## Problem requirements
Look through the lines below and extract any with the word "Welcome".

## Supplied records
— Begin —

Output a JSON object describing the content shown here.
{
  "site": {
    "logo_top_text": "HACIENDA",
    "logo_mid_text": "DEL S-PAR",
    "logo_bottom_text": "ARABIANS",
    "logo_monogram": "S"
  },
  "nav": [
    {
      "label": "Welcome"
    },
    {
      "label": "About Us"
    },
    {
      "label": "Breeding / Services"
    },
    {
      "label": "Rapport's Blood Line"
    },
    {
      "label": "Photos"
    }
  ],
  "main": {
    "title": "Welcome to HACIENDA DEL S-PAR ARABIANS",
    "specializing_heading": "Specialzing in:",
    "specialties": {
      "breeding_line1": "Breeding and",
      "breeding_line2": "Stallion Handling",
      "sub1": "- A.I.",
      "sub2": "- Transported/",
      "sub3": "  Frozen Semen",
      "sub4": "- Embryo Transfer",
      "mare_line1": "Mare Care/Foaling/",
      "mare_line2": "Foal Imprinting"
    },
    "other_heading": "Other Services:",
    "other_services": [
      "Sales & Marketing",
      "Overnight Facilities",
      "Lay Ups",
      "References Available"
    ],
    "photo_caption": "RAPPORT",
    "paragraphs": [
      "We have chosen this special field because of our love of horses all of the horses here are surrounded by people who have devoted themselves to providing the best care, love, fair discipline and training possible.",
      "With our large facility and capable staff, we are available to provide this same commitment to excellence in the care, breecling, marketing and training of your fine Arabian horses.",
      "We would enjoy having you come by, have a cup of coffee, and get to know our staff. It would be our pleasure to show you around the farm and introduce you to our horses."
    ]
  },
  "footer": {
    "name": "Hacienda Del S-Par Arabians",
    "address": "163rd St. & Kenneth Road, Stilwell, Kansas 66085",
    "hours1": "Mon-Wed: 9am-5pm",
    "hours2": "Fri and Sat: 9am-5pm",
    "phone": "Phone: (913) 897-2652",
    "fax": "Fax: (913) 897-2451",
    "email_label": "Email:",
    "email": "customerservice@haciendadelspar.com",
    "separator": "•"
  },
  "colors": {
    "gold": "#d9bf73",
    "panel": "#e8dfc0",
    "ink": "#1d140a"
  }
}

— End —

## Solution
      "label": "Welcome"
    "title": "Welcome to HACIENDA DEL S-PAR ARABIANS",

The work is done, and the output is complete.